Records for processing:
###
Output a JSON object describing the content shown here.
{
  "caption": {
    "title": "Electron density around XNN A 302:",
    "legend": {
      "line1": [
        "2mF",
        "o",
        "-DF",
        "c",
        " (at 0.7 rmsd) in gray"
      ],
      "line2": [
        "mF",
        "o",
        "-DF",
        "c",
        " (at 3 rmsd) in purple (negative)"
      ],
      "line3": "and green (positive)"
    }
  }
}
###
Exercise brief: Please output the entries above, every line exactly as it reads.

Expected answer:
Output a JSON object describing the content shown here.
{
  "caption": {
    "title": "Electron density around XNN A 302:",
    "legend": {
      "line1": [
        "2mF",
        "o",
        "-DF",
        "c",
        " (at 0.7 rmsd) in gray"
      ],
      "line2": [
        "mF",
        "o",
        "-DF",
        "c",
        " (at 3 rmsd) in purple (negative)"
      ],
      "line3": "and green (positive)"
    }
  }
}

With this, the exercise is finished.